RECORD EXCERPTS
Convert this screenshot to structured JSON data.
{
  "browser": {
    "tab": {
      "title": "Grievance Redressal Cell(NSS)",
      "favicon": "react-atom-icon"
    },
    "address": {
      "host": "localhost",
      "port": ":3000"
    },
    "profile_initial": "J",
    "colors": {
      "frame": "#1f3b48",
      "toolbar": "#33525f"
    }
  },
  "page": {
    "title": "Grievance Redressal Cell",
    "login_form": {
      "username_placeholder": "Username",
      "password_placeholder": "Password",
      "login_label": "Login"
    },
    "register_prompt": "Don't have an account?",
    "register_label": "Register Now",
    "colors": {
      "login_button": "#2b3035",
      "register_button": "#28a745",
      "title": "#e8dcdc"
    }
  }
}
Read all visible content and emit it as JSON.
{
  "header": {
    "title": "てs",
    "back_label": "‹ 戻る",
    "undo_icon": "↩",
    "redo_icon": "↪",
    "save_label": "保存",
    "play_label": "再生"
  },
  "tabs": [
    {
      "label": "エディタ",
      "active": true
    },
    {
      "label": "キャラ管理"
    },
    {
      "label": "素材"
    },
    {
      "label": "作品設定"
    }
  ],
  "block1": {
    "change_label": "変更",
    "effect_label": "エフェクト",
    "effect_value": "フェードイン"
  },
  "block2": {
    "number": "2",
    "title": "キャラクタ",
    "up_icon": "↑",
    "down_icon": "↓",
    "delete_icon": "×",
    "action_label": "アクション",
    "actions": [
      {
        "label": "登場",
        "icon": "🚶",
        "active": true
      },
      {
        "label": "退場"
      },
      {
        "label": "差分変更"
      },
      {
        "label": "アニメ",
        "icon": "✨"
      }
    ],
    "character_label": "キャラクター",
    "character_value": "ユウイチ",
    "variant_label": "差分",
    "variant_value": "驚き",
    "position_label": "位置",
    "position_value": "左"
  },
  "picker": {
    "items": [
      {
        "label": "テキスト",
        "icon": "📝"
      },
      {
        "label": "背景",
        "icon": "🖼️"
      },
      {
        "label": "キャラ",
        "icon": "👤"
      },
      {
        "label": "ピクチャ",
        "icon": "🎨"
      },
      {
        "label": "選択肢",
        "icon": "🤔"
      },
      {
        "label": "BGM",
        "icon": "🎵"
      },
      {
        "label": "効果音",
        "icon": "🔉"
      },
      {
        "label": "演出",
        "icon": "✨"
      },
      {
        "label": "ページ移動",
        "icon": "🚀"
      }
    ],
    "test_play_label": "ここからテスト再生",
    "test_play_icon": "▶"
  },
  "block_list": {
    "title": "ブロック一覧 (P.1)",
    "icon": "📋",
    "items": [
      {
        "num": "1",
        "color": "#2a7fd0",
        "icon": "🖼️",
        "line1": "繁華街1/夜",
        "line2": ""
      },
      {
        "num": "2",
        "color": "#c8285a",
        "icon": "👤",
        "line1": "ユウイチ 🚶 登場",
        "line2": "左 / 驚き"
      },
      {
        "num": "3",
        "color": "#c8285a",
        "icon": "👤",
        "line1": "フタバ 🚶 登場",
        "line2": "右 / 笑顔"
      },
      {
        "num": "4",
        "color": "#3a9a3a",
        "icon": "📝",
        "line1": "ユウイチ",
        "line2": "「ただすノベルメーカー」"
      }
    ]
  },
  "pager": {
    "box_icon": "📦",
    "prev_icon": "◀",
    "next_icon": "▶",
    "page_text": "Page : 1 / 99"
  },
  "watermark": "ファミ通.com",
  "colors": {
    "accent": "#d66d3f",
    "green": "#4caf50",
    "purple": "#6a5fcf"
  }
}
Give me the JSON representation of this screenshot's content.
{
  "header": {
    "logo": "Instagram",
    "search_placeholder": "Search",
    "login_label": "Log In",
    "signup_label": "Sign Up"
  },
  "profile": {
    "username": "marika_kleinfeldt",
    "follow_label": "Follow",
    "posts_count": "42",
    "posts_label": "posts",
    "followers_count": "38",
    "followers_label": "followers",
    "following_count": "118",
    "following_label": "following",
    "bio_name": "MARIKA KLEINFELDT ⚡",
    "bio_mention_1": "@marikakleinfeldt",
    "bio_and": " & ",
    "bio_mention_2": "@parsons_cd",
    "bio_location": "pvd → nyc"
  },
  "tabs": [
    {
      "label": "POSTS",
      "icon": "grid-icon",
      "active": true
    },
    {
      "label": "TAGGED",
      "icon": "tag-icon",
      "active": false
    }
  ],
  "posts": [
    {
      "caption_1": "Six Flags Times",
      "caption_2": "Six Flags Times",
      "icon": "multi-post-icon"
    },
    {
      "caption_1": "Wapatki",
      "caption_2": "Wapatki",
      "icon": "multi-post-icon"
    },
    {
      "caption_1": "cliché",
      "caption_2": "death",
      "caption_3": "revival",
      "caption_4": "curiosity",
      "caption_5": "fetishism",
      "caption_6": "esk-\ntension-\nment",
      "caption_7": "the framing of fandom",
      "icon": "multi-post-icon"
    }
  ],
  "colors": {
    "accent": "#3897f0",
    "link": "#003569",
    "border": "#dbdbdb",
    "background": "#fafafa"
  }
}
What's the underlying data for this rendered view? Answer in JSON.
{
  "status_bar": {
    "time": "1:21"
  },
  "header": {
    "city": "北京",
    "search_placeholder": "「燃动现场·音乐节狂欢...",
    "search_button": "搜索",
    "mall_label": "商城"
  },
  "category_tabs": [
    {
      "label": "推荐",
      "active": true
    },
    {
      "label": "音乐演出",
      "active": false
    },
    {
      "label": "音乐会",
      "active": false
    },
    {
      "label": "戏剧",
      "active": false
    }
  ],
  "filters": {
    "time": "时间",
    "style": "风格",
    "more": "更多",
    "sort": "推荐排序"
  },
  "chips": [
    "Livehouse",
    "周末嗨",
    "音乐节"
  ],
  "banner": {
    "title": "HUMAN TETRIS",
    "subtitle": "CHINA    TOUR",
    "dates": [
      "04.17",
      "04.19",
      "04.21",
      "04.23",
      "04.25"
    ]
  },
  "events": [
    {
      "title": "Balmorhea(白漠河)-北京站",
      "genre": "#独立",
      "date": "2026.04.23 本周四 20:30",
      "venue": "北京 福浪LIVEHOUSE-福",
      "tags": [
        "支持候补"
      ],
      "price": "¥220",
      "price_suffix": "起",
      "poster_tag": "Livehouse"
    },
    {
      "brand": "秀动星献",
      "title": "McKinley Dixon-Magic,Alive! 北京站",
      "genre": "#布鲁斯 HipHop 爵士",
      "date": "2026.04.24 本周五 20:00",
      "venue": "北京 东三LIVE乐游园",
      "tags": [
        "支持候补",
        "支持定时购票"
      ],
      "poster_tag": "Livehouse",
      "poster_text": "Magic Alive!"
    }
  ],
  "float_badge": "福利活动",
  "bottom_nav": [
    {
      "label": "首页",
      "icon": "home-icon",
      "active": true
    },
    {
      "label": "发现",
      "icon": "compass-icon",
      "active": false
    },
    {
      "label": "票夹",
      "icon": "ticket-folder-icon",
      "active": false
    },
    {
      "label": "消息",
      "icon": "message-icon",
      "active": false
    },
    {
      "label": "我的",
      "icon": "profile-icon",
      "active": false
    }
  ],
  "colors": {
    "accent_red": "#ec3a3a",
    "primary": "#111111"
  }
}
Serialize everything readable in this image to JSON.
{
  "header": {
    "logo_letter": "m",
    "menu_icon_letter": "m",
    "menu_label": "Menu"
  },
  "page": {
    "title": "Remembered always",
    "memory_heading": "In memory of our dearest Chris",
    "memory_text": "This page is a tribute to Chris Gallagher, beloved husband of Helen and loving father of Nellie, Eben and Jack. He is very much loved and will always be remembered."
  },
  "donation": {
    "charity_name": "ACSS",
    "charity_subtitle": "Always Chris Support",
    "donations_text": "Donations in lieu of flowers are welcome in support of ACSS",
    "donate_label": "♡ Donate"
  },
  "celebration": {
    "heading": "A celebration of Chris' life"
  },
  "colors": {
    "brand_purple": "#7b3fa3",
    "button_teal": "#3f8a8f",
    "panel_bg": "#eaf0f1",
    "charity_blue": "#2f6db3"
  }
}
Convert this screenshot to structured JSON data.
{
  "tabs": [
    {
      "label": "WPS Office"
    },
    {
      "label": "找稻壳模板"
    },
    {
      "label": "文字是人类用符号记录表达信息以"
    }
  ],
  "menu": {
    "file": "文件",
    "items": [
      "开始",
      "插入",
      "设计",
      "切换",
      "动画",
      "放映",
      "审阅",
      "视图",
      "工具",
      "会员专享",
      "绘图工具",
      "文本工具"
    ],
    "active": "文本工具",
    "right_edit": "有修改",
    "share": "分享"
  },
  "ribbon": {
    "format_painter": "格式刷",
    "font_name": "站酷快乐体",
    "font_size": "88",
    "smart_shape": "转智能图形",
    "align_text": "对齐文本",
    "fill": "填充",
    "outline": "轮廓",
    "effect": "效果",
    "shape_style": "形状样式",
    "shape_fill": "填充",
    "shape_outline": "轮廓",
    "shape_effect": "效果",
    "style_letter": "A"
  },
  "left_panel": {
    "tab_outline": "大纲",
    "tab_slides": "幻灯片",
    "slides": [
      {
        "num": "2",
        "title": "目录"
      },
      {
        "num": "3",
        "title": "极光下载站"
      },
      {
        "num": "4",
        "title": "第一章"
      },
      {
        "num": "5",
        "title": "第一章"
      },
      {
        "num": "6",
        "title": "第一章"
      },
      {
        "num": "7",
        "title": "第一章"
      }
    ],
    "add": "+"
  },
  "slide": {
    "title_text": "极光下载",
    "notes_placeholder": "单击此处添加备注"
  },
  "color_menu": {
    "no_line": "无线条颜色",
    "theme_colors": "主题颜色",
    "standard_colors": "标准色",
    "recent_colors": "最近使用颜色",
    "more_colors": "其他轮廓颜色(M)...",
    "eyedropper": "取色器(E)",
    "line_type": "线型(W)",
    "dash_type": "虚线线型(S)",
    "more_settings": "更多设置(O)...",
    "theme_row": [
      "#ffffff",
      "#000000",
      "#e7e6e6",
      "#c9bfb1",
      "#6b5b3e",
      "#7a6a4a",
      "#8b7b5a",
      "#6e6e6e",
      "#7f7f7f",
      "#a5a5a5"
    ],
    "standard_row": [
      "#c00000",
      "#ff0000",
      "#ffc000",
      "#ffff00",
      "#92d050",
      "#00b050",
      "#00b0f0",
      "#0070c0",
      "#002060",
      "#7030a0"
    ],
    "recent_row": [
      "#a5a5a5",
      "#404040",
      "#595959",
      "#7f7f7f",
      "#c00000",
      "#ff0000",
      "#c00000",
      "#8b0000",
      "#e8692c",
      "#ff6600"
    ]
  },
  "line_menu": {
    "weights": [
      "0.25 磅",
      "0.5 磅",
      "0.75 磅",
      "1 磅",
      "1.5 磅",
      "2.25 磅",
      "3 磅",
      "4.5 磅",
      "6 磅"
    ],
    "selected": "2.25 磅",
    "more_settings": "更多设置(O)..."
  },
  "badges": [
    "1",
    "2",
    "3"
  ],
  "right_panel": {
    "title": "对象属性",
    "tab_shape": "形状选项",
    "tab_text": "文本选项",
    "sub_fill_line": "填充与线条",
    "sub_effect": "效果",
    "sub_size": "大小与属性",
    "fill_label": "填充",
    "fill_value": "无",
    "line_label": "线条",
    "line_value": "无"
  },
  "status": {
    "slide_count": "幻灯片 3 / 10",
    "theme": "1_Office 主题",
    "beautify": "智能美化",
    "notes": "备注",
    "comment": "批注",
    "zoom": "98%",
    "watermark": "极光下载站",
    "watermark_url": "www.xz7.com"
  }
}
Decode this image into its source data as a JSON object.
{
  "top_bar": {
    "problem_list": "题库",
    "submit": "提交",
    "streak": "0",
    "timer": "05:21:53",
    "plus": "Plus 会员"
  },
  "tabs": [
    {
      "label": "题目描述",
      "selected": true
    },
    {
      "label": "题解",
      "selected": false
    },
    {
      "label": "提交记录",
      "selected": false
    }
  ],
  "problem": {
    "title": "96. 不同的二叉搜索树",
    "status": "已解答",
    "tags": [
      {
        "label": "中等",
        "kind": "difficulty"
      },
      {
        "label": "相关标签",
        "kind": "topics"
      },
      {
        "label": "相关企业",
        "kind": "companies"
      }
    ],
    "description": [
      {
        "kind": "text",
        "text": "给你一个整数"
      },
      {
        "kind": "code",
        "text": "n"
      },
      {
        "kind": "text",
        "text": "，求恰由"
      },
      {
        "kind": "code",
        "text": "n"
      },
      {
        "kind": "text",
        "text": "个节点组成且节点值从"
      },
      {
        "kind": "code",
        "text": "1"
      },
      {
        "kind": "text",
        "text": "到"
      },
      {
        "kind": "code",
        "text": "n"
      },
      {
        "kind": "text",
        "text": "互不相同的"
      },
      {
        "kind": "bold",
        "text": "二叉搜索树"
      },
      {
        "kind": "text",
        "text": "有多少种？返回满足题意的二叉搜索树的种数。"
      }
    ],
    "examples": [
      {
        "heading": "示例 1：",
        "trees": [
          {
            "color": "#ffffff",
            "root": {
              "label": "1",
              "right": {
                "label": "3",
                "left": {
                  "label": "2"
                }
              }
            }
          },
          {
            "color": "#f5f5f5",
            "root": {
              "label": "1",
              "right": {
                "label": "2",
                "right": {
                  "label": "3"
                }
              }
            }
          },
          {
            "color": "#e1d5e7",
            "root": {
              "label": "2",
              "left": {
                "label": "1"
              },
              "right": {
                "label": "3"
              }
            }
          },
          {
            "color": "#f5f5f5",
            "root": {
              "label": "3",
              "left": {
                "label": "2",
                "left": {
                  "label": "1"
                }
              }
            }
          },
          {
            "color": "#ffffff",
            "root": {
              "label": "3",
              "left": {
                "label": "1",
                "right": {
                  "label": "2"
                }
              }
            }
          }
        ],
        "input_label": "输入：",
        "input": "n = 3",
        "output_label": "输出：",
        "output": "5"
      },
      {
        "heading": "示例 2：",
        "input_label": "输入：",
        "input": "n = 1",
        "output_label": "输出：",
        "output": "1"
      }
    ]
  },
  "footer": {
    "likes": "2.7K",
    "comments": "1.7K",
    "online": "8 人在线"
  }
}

DIRECTION
Copy each line of the listing that holds the word "Redressal".

TASK RESULT
      "title": "Grievance Redressal Cell(NSS)",
    "title": "Grievance Redressal Cell",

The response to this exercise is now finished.